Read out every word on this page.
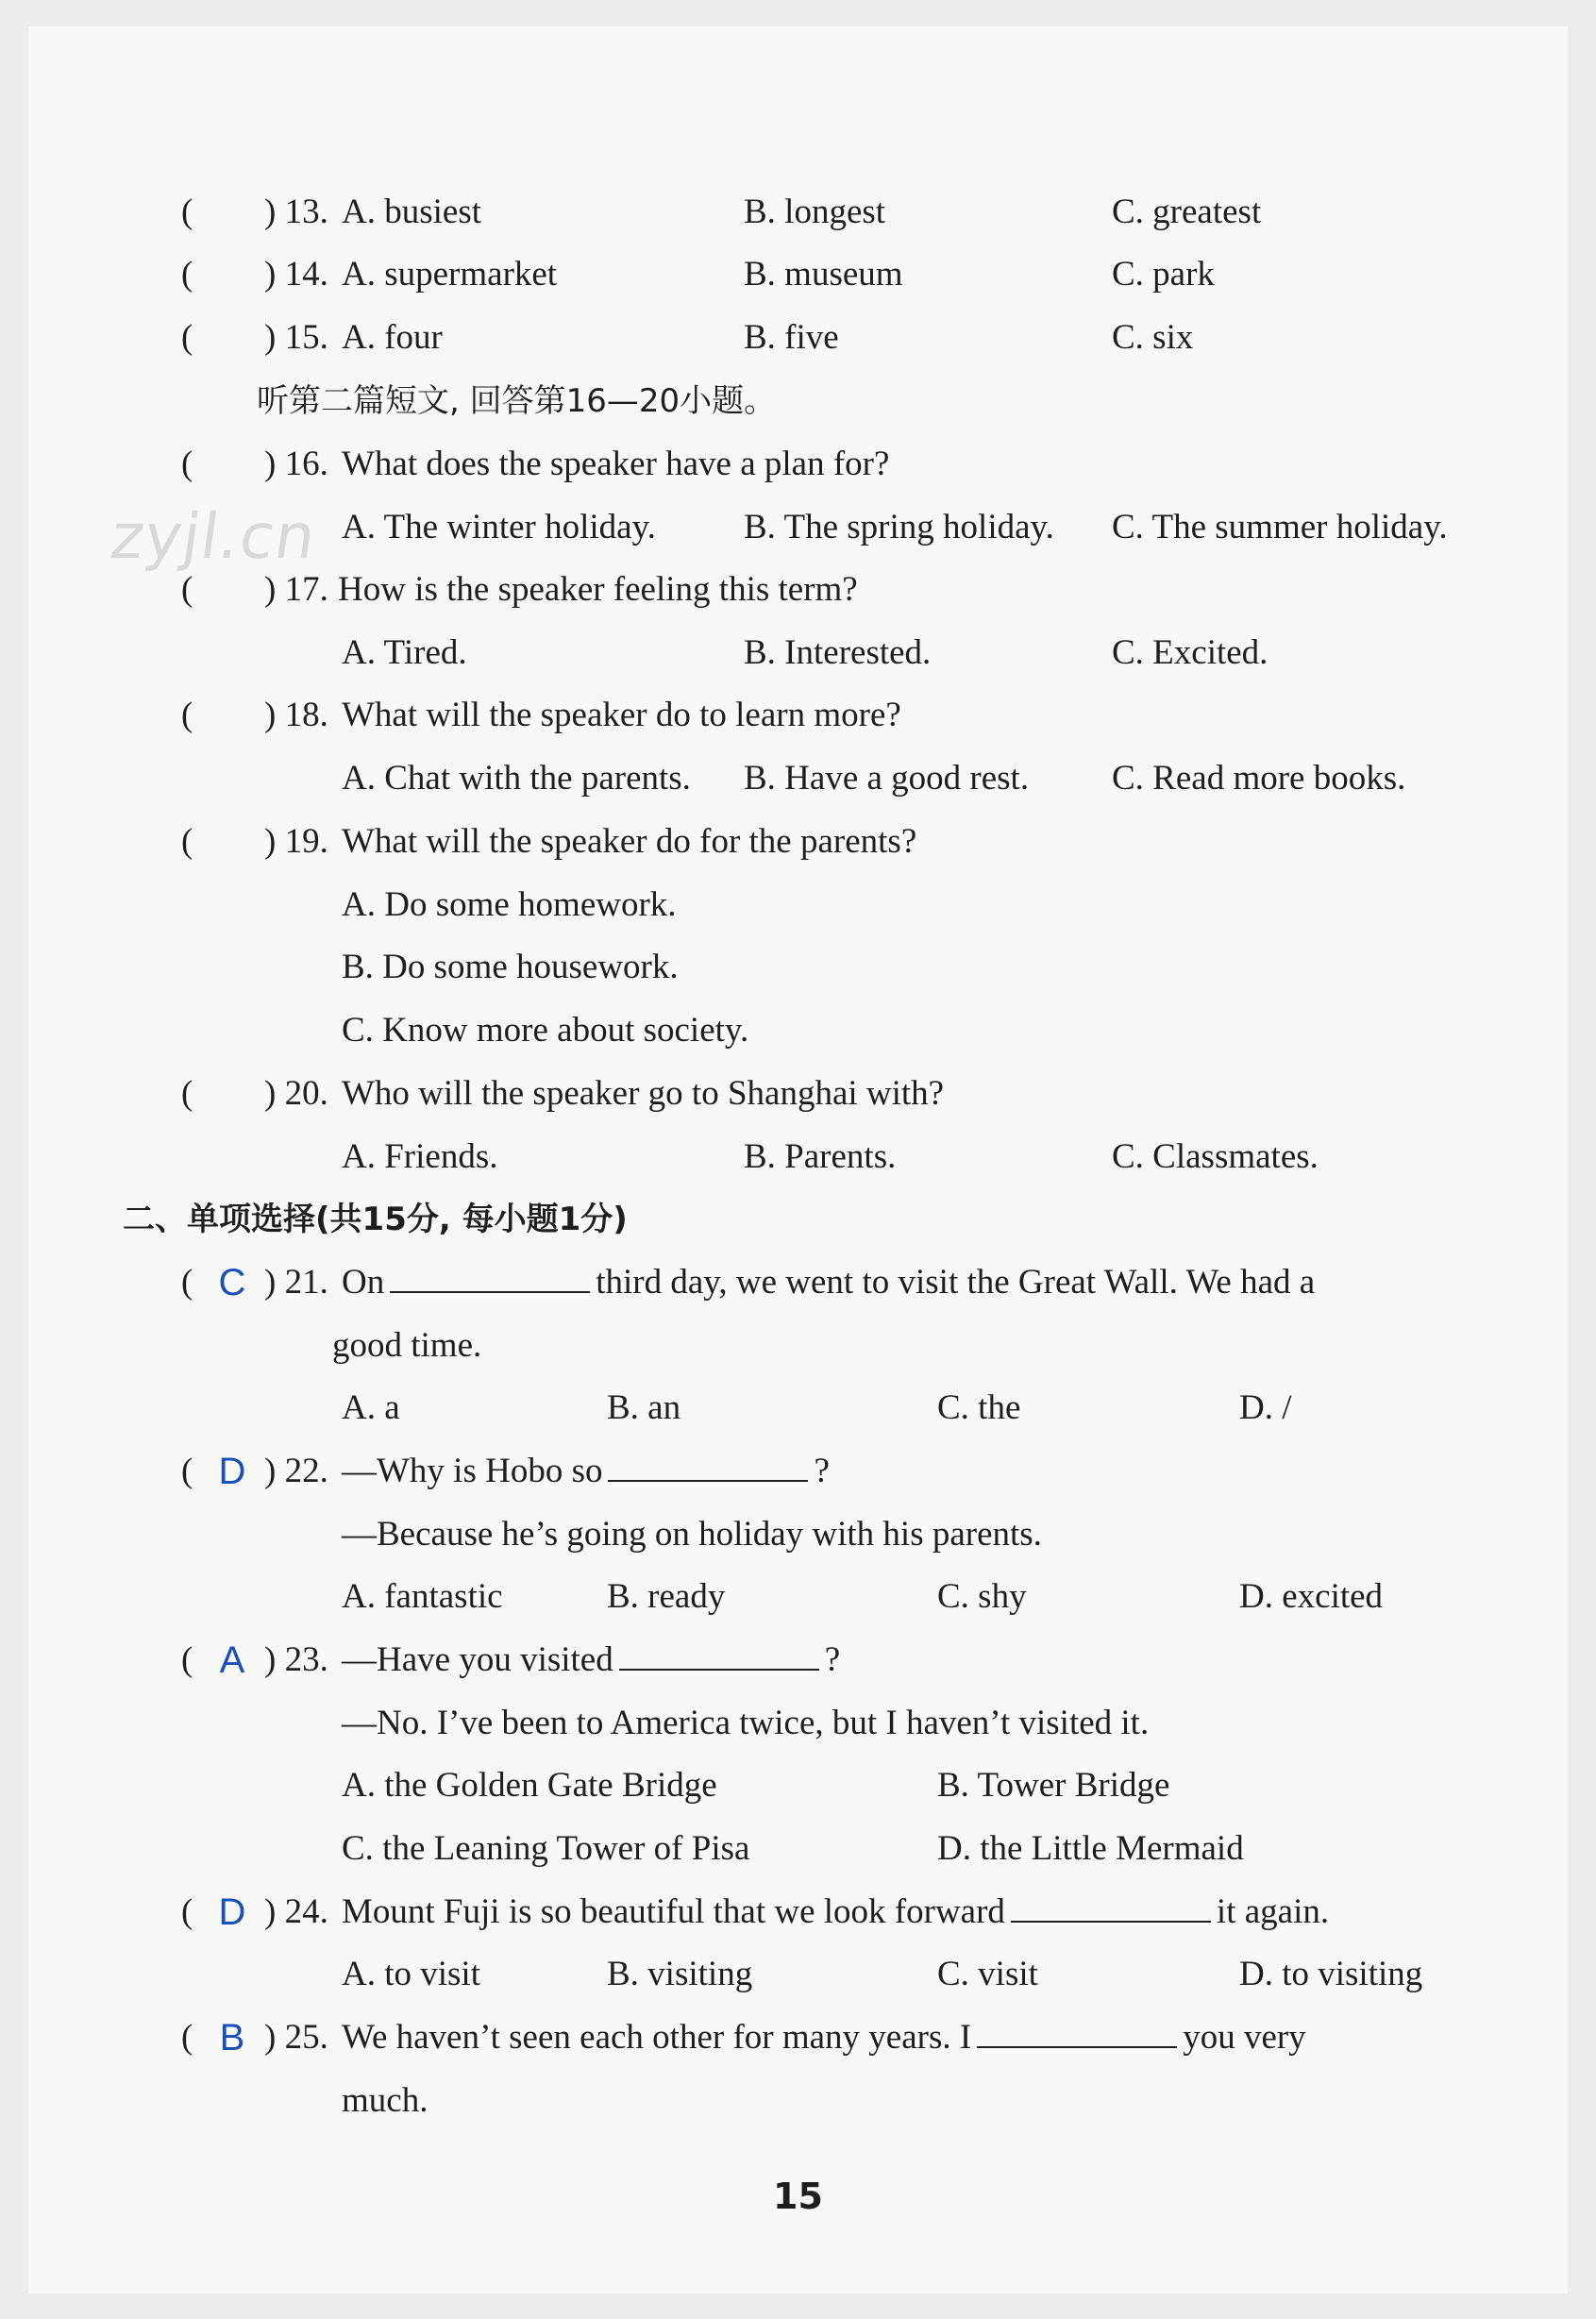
zyjl.cn
( ) 13. A. busiest	B. longest	C. greatest
( ) 14. A. supermarket	B. museum	C. park
( ) 15. A. four	B. five	C. six
听第二篇短文, 回答第16—20小题。
( ) 16. What does the speaker have a plan for?
A. The winter holiday.	B. The spring holiday. C. The summer holiday.
( ) 17. How is the speaker feeling this term?
A. Tired.	B. Interested.	C. Excited.
( ) 18. What will the speaker do to learn more?
A. Chat with the parents. B. Have a good rest. C. Read more books.
( ) 19. What will the speaker do for the parents?
A. Do some homework.
B. Do some housework.
C. Know more about society.
( ) 20. Who will the speaker go to Shanghai with?
A. Friends.	B. Parents.	C. Classmates.
二、单项选择(共15分, 每小题1分)
( C ) 21. On	third day, we went to visit the Great Wall. We had a
good time.
A. a	B. an	C. the	D. /
( D ) 22. —Why is Hobo so	?
—Because he’s going on holiday with his parents.
A. fantastic	B. ready	C. shy	D. excited
( A ) 23. —Have you visited	?
—No. I’ve been to America twice, but I haven’t visited it.
A. the Golden Gate Bridge	B. Tower Bridge
C. the Leaning Tower of Pisa	D. the Little Mermaid
( D ) 24. Mount Fuji is so beautiful that we look forward	it again.
A. to visit	B. visiting	C. visit	D. to visiting
( B ) 25. We haven’t seen each other for many years. I	you very
much.
15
______________________________
Of the lines in the records, how many contain the word "this"? Answer with the number and nothing else.

2